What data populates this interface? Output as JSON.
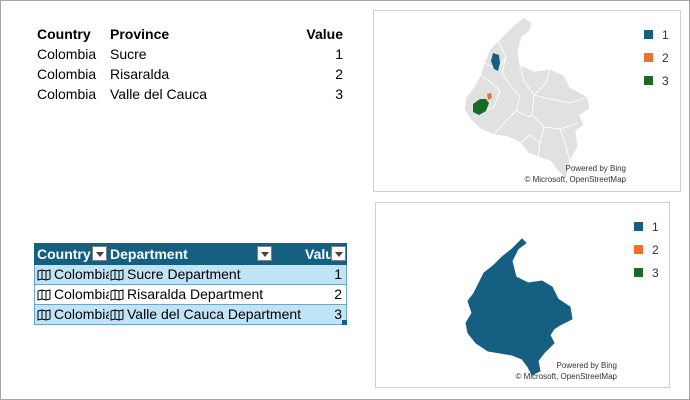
{
  "plain_table": {
    "headers": {
      "country": "Country",
      "province": "Province",
      "value": "Value"
    },
    "rows": [
      {
        "country": "Colombia",
        "province": "Sucre",
        "value": "1"
      },
      {
        "country": "Colombia",
        "province": "Risaralda",
        "value": "2"
      },
      {
        "country": "Colombia",
        "province": "Valle del Cauca",
        "value": "3"
      }
    ]
  },
  "excel_table": {
    "headers": {
      "country": "Country",
      "department": "Department",
      "value": "Value"
    },
    "rows": [
      {
        "country": "Colombia",
        "department": "Sucre Department",
        "value": "1"
      },
      {
        "country": "Colombia",
        "department": "Risaralda Department",
        "value": "2"
      },
      {
        "country": "Colombia",
        "department": "Valle del Cauca Department",
        "value": "3"
      }
    ],
    "header_color": "#156082",
    "band_color": "#c0e4f5"
  },
  "map_charts": [
    {
      "legend": [
        {
          "label": "1",
          "color": "#156082"
        },
        {
          "label": "2",
          "color": "#e97132"
        },
        {
          "label": "3",
          "color": "#196b24"
        }
      ],
      "powered_by": "Powered by Bing",
      "copyright": "© Microsoft, OpenStreetMap"
    },
    {
      "legend": [
        {
          "label": "1",
          "color": "#156082"
        },
        {
          "label": "2",
          "color": "#e97132"
        },
        {
          "label": "3",
          "color": "#196b24"
        }
      ],
      "powered_by": "Powered by Bing",
      "copyright": "© Microsoft, OpenStreetMap"
    }
  ]
}
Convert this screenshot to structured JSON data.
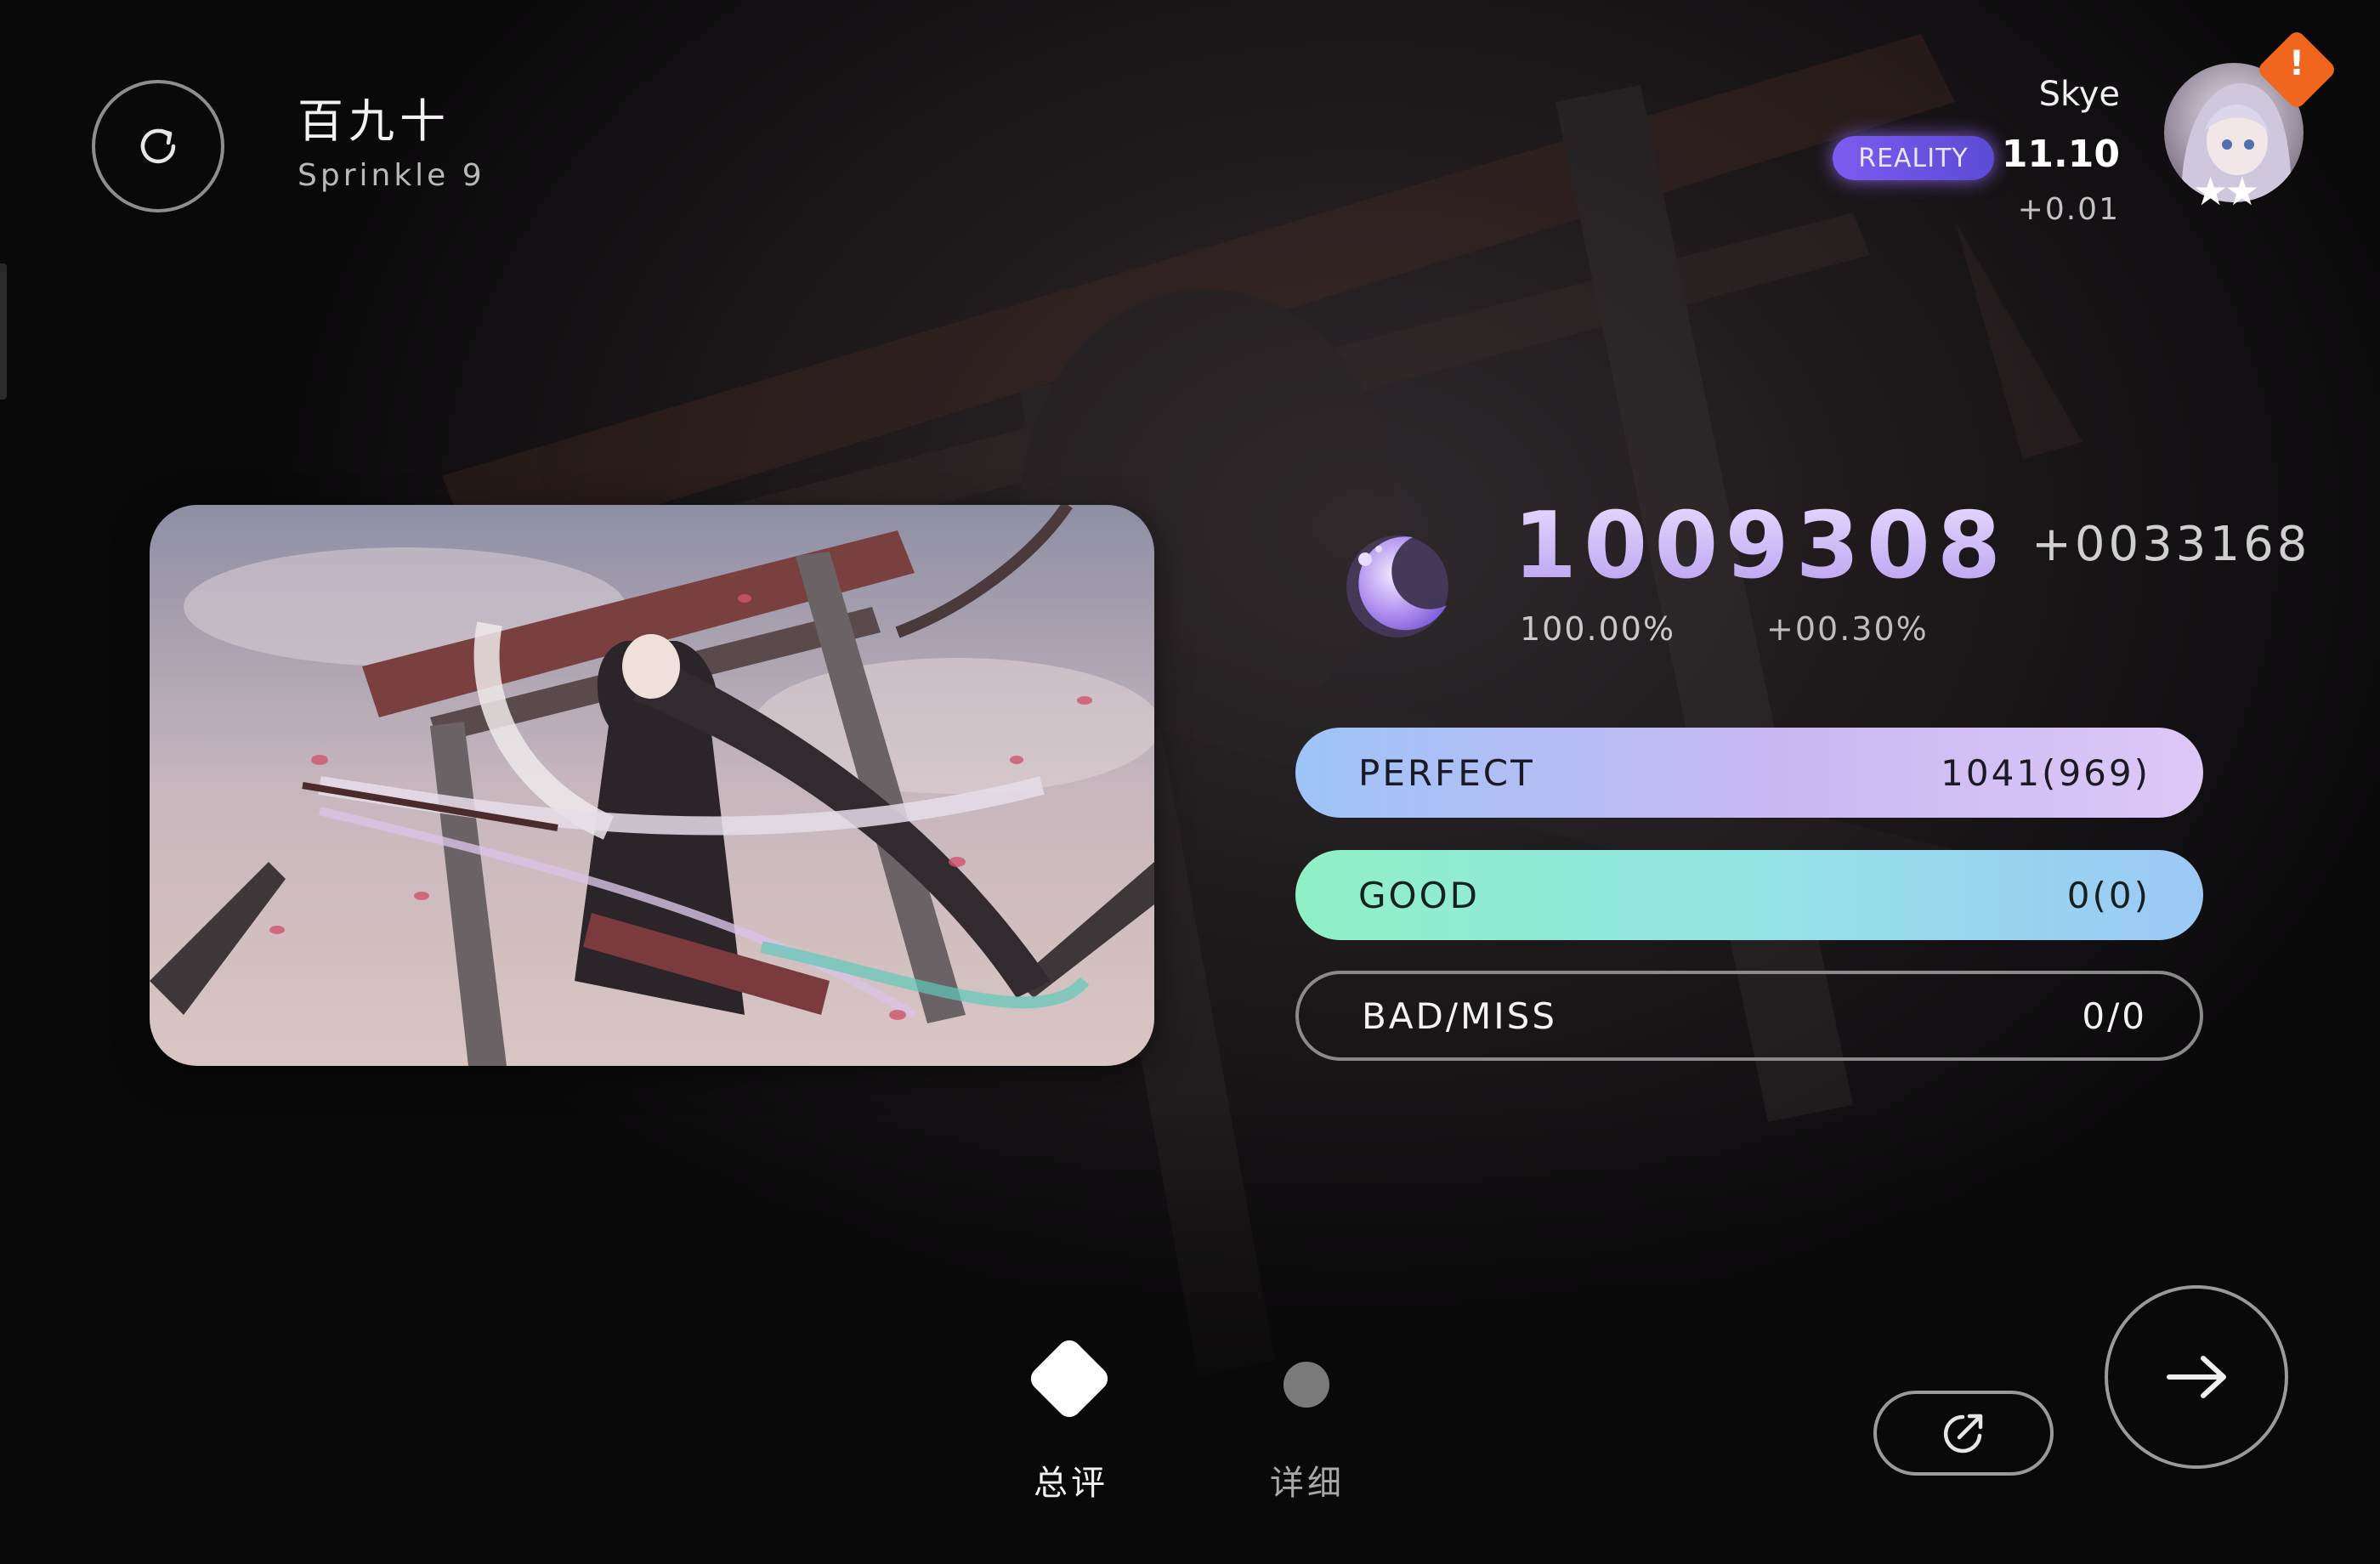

## AIM OF THE EXERCISE
Leave out the pictures and reproduce the rest of the listing exactly.

## ANSWER FOR THE TASK
What data populates this interface? Output as JSON.
{
  "plain_table": {
    "headers": {
      "country": "Country",
      "province": "Province",
      "value": "Value"
    },
    "rows": [
      {
        "country": "Colombia",
        "province": "Sucre",
        "value": "1"
      },
      {
        "country": "Colombia",
        "province": "Risaralda",
        "value": "2"
      },
      {
        "country": "Colombia",
        "province": "Valle del Cauca",
        "value": "3"
      }
    ]
  },
  "excel_table": {
    "headers": {
      "country": "Country",
      "department": "Department",
      "value": "Value"
    },
    "rows": [
      {
        "country": "Colombia",
        "department": "Sucre Department",
        "value": "1"
      },
      {
        "country": "Colombia",
        "department": "Risaralda Department",
        "value": "2"
      },
      {
        "country": "Colombia",
        "department": "Valle del Cauca Department",
        "value": "3"
      }
    ],
    "header_color": "#156082",
    "band_color": "#c0e4f5"
  },
  "map_charts": [
    {
      "legend": [
        {
          "label": "1",
          "color": "#156082"
        },
        {
          "label": "2",
          "color": "#e97132"
        },
        {
          "label": "3",
          "color": "#196b24"
        }
      ],
      "powered_by": "Powered by Bing",
      "copyright": "© Microsoft, OpenStreetMap"
    },
    {
      "legend": [
        {
          "label": "1",
          "color": "#156082"
        },
        {
          "label": "2",
          "color": "#e97132"
        },
        {
          "label": "3",
          "color": "#196b24"
        }
      ],
      "powered_by": "Powered by Bing",
      "copyright": "© Microsoft, OpenStreetMap"
    }
  ]
}
Convert this screenshot to structured JSON data.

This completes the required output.